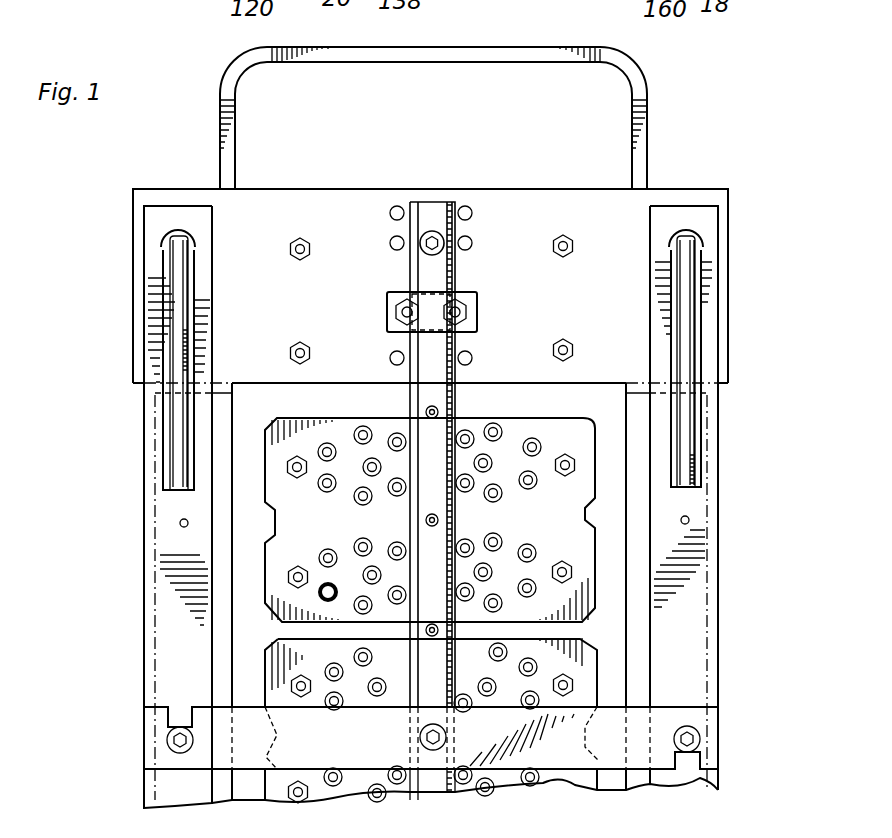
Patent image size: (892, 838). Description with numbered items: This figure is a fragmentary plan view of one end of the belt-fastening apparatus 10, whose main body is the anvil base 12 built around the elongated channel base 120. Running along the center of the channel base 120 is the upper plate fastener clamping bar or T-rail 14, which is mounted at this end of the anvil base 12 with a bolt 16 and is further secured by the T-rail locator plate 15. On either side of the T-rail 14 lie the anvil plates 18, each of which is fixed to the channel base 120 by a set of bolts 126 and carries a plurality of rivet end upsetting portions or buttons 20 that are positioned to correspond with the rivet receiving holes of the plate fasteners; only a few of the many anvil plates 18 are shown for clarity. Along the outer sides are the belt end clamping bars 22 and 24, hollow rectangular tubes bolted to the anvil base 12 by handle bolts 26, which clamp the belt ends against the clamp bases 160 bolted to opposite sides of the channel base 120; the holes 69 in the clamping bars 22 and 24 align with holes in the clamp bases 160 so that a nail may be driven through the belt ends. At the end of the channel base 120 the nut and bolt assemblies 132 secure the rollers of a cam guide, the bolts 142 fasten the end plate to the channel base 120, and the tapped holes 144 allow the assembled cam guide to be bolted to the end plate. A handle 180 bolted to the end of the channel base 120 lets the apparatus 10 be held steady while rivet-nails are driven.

The apparatus 10 is at (667, 149).
The anvil base 12 is at (636, 375).
The upper plate fastener clamping bar or T-rail 14 is at (428, 400).
The T-rail locator plate 15 is at (700, 712).
The bolt 16 is at (428, 232).
The anvil plates 18 is at (275, 549).
The rivet end upsetting portions or buttons 20 is at (317, 549).
The belt end clamping bar 22 is at (177, 609).
The belt end clamping bar 24 is at (695, 632).
The handle bolts 26 is at (178, 267).
The holes 69 is at (180, 523).
The channel base 120 is at (252, 400).
The bolts 126 is at (296, 455).
The nut and bolt assembly 132 is at (405, 296).
The bolts 142 is at (563, 338).
The tapped holes 144 is at (390, 213).
The clamp bases 160 is at (638, 592).
The handle 180 is at (558, 28).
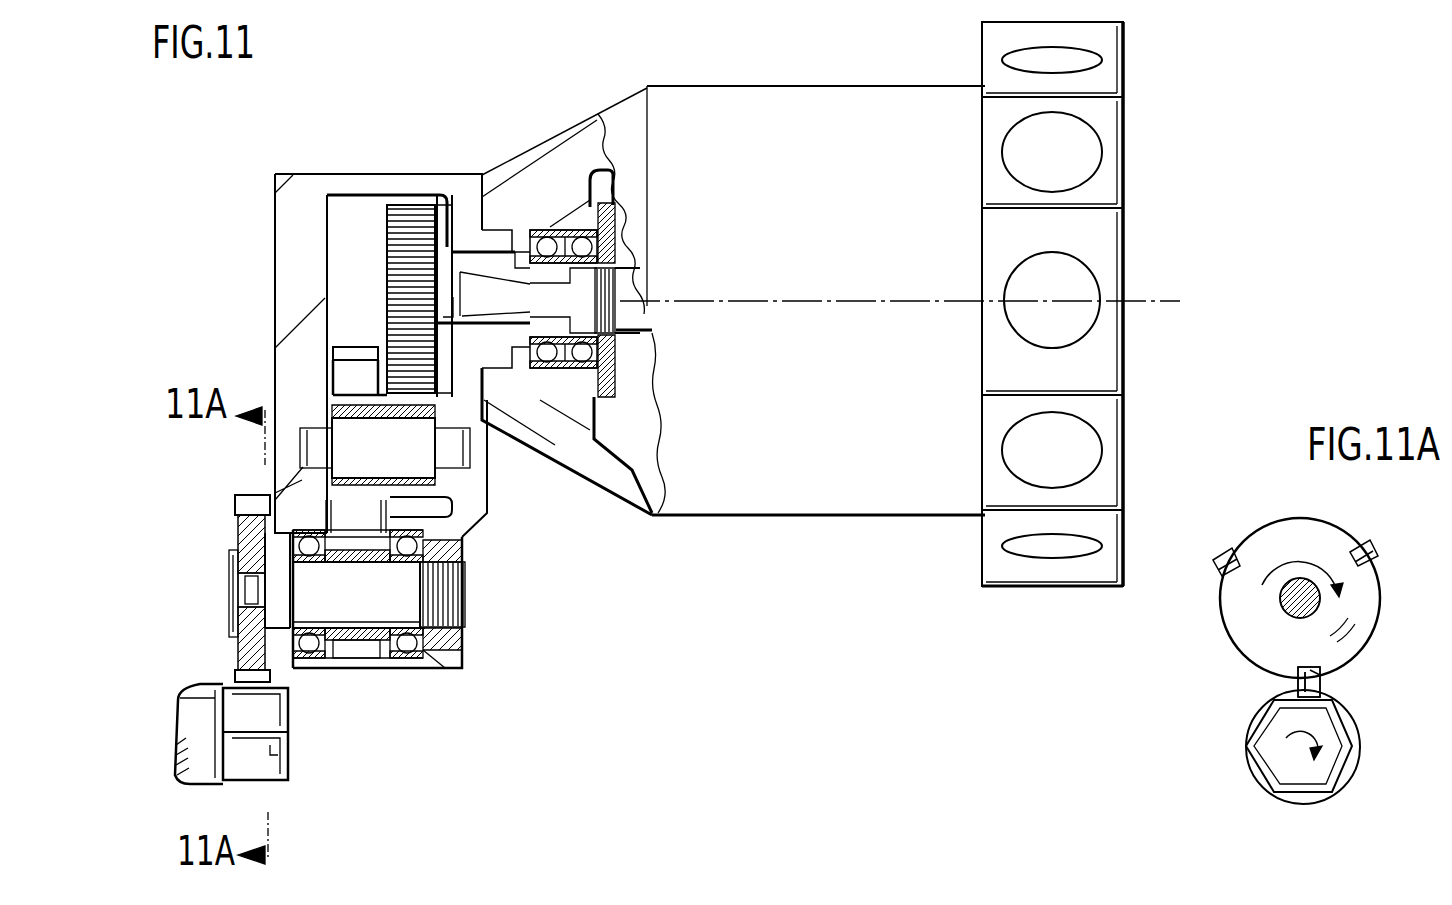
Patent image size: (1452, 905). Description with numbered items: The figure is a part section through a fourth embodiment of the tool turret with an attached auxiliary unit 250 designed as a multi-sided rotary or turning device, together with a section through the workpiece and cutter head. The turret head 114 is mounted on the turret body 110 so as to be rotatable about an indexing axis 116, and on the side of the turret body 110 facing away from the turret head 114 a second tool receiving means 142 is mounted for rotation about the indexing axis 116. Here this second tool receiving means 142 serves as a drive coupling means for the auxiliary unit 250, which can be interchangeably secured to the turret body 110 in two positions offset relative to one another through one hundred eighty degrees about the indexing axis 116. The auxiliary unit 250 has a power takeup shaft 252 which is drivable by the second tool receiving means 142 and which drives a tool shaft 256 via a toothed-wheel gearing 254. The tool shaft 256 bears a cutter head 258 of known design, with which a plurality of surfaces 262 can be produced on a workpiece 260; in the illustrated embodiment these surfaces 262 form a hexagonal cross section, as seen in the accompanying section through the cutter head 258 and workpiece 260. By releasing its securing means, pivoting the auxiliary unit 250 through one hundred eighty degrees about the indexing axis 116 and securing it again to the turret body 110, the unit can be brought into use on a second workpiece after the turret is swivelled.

In FIG. 11, the turret body 110 is at (832, 72).
In FIG. 11, the turret head 114 is at (1112, 77).
In FIG. 11, the indexing axis 116 is at (1090, 300).
In FIG. 11, the second tool receiving means 142 is at (523, 255).
In FIG. 11, the auxiliary unit 250 is at (260, 164).
In FIG. 11, the power takeup shaft 252 is at (472, 290).
In FIG. 11, the toothed-wheel gearing 254 is at (350, 332).
In FIG. 11, the tool shaft 256 is at (360, 614).
In FIG. 11, the cutter head 258 is at (245, 530).
In FIG. 11A, the cutter head 258 is at (1230, 608).
In FIG. 11, the workpiece 260 is at (188, 700).
In FIG. 11A, the workpiece 260 is at (1268, 752).
In FIG. 11, the surfaces 262 is at (269, 745).
In FIG. 11A, the surfaces 262 is at (1262, 710).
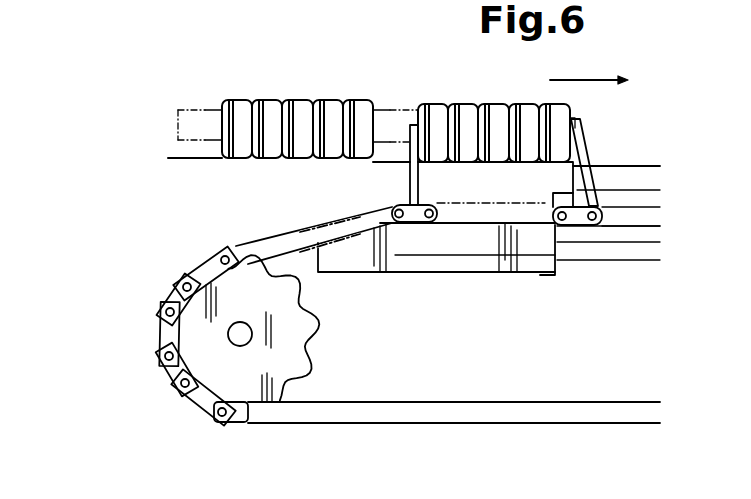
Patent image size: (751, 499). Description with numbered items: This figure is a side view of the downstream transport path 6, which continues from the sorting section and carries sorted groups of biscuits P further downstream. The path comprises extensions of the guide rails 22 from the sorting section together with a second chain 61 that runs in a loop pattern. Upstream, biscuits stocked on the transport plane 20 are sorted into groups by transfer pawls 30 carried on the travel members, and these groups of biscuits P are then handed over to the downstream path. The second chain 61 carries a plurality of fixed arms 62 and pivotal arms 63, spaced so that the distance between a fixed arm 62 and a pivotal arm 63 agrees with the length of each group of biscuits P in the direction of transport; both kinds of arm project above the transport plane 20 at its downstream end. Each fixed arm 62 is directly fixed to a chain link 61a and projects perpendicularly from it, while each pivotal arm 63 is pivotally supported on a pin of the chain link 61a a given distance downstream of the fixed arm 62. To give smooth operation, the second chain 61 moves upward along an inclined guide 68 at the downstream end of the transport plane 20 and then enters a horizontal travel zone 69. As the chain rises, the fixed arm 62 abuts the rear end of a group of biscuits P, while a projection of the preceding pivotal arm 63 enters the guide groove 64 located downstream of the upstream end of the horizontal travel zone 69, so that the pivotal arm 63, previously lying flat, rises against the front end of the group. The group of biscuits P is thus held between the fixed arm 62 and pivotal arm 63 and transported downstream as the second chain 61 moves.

The downstream transport path 6 is at (632, 72).
The group of biscuits P is at (222, 94).
The transfer pawl 30 is at (178, 108).
The fixed arm 62 is at (410, 186).
The inclined guide 68 is at (358, 265).
The horizontal travel zone 69 is at (584, 260).
The transport plane 20 is at (645, 164).
The guide rail 22 is at (658, 164).
The guide groove 64 is at (646, 210).
The pivotal arm 63 is at (578, 174).
The chain link 61a is at (586, 182).
The second chain 61 is at (455, 402).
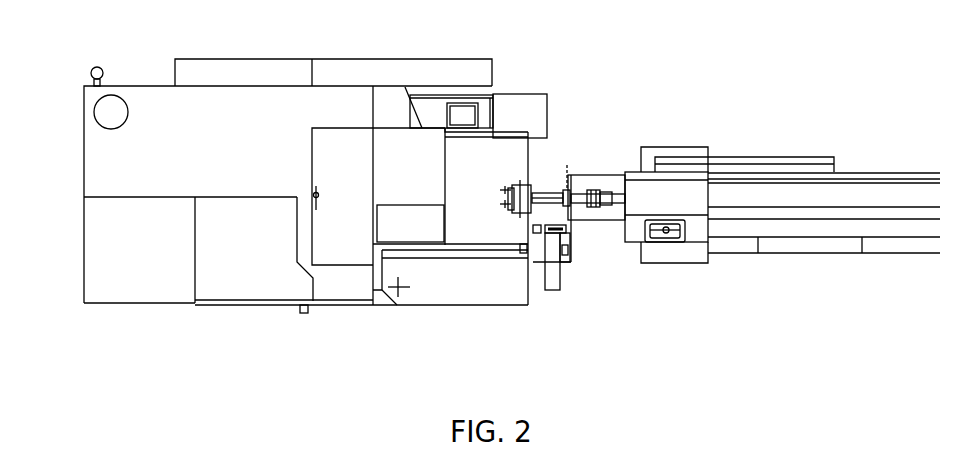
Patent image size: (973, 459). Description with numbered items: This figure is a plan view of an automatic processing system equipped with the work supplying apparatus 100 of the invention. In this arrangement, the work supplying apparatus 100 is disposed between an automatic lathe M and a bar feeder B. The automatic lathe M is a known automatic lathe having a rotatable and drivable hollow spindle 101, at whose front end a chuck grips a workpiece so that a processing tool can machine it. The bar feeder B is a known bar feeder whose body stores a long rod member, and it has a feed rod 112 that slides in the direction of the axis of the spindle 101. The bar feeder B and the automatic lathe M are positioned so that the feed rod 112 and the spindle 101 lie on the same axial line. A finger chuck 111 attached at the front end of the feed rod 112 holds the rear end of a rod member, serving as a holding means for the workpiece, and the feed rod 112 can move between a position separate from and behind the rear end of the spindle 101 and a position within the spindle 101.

The automatic lathe M is at (331, 43).
The spindle 101 is at (485, 190).
The work supplying apparatus 100 is at (567, 280).
The finger chuck 111 is at (567, 185).
The feed rod 112 is at (611, 187).
The bar feeder B is at (857, 188).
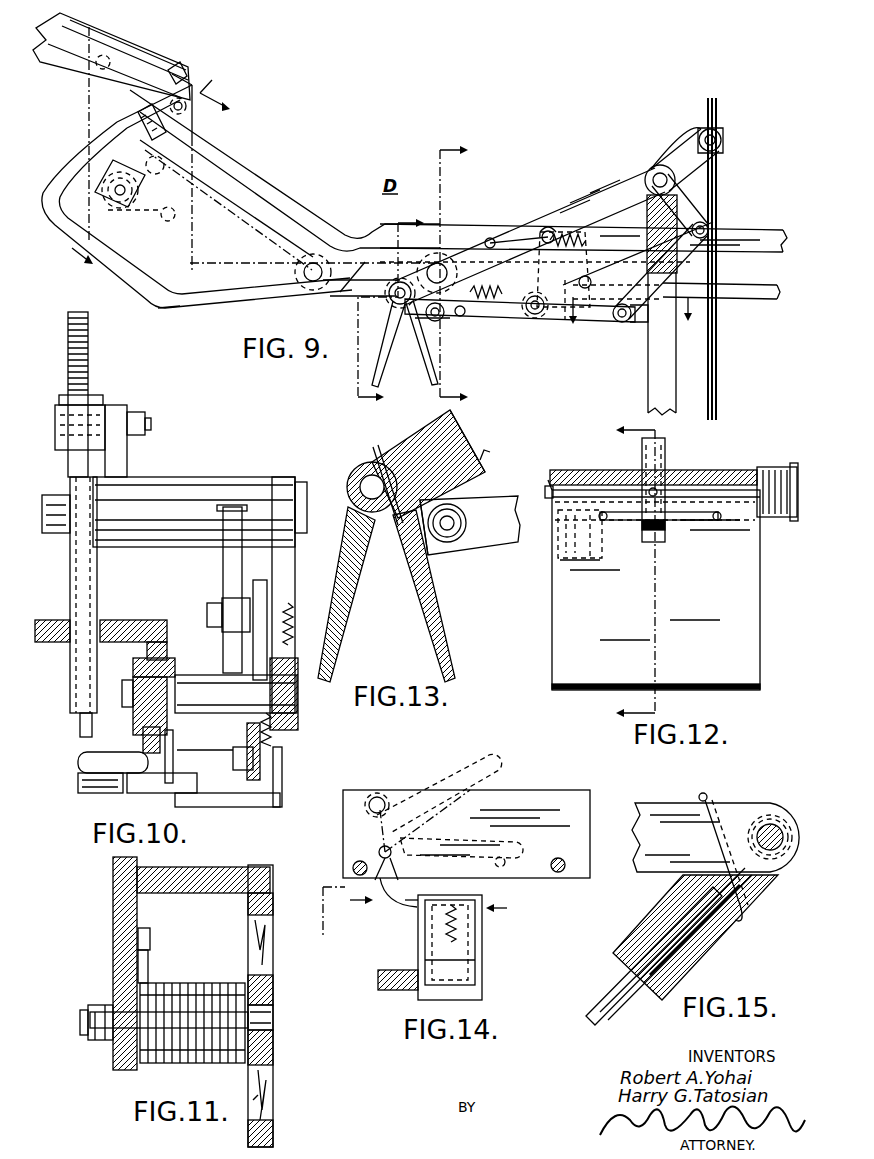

◆ **DIRECTIONS**
Copy the rows verbatim from the line containing "Patent image size: (973, 459)." through the last row, keeping both ends, and omit the pictures.

◆ **FULL OUTPUT**
Patent image size: (973, 459). Description with numbered items: This figure is a plan view of an automatic processing system equipped with the work supplying apparatus 100 of the invention. In this arrangement, the work supplying apparatus 100 is disposed between an automatic lathe M and a bar feeder B. The automatic lathe M is a known automatic lathe having a rotatable and drivable hollow spindle 101, at whose front end a chuck grips a workpiece so that a processing tool can machine it. The bar feeder B is a known bar feeder whose body stores a long rod member, and it has a feed rod 112 that slides in the direction of the axis of the spindle 101. The bar feeder B and the automatic lathe M are positioned so that the feed rod 112 and the spindle 101 lie on the same axial line. A finger chuck 111 attached at the front end of the feed rod 112 holds the rear end of a rod member, serving as a holding means for the workpiece, and the feed rod 112 can move between a position separate from and behind the rear end of the spindle 101 and a position within the spindle 101.

The automatic lathe M is at (331, 43).
The spindle 101 is at (485, 190).
The work supplying apparatus 100 is at (567, 280).
The finger chuck 111 is at (567, 185).
The feed rod 112 is at (611, 187).
The bar feeder B is at (857, 188).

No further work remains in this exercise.